*The data*
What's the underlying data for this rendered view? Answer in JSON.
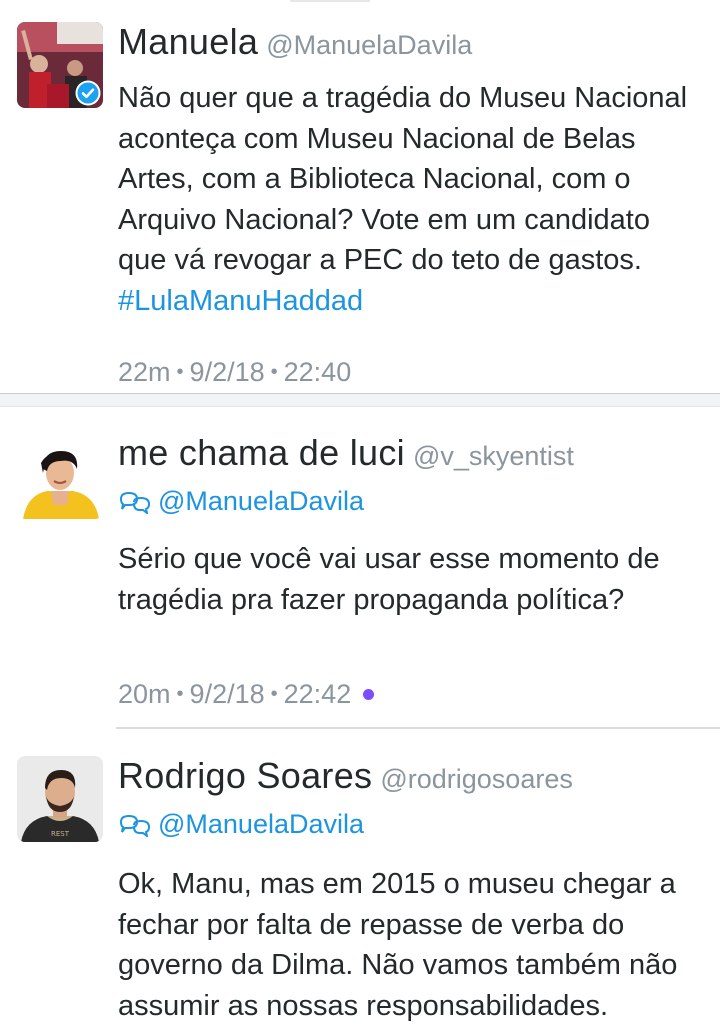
{
  "tweets": [
    {
      "name": "Manuela",
      "handle": "@ManuelaDavila",
      "verified": true,
      "text": "Não quer que a tragédia do Museu Nacional aconteça com Museu Nacional de Belas Artes, com a Biblioteca Nacional, com o Arquivo Nacional? Vote em um candidato que vá revogar a PEC do teto de gastos.",
      "hashtag": "#LulaManuHaddad",
      "relative_time": "22m",
      "date": "9/2/18",
      "time": "22:40"
    },
    {
      "name": "me chama de luci",
      "handle": "@v_skyentist",
      "reply_to": "@ManuelaDavila",
      "text": "Sério que você vai usar esse momento de tragédia pra fazer propaganda política?",
      "relative_time": "20m",
      "date": "9/2/18",
      "time": "22:42",
      "unread": true
    },
    {
      "name": "Rodrigo Soares",
      "handle": "@rodrigosoares",
      "reply_to": "@ManuelaDavila",
      "text": "Ok, Manu, mas em 2015 o museu chegar a fechar por falta de repasse de verba do governo da Dilma. Não vamos também não assumir as nossas responsabilidades."
    }
  ],
  "meta_separator": "•",
  "colors": {
    "link": "#1c94e0",
    "muted": "#8a959e",
    "unread_dot": "#7b4dff",
    "verified": "#1da1f2"
  },
  "icons": {
    "verified": "verified-badge-icon",
    "reply": "conversation-icon"
  }
}
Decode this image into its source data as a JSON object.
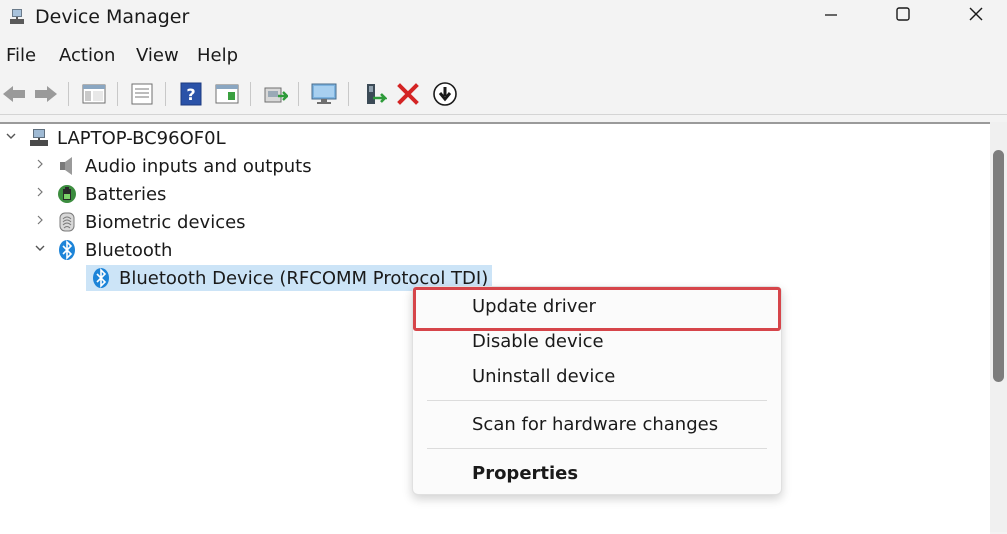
{
  "window": {
    "title": "Device Manager"
  },
  "menu": [
    "File",
    "Action",
    "View",
    "Help"
  ],
  "toolbar": {
    "icons": [
      "back-arrow-icon",
      "forward-arrow-icon",
      "show-hide-console-tree-icon",
      "properties-sheet-icon",
      "help-icon",
      "console-pane-icon",
      "update-driver-software-icon",
      "scan-hardware-icon",
      "enable-device-icon",
      "uninstall-icon",
      "disable-device-icon"
    ]
  },
  "tree": {
    "root": "LAPTOP-BC96OF0L",
    "categories": [
      {
        "label": "Audio inputs and outputs",
        "expanded": false,
        "icon": "speaker-icon"
      },
      {
        "label": "Batteries",
        "expanded": false,
        "icon": "battery-icon"
      },
      {
        "label": "Biometric devices",
        "expanded": false,
        "icon": "fingerprint-icon"
      },
      {
        "label": "Bluetooth",
        "expanded": true,
        "icon": "bluetooth-icon"
      }
    ],
    "selected_child": "Bluetooth Device (RFCOMM Protocol TDI)"
  },
  "context_menu": {
    "items": [
      "Update driver",
      "Disable device",
      "Uninstall device",
      "Scan for hardware changes",
      "Properties"
    ],
    "highlighted": "Update driver",
    "colors": {
      "highlight_border": "#d6454a"
    }
  },
  "colors": {
    "selection": "#cce4f7",
    "bluetooth_blue": "#1d84d8",
    "delete_red": "#d42424"
  }
}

*What you should do*
Copy all lines from the material that hold "verified".

*Worked answer*
      "verified": true,
    "verified": "#1da1f2"
    "verified": "verified-badge-icon",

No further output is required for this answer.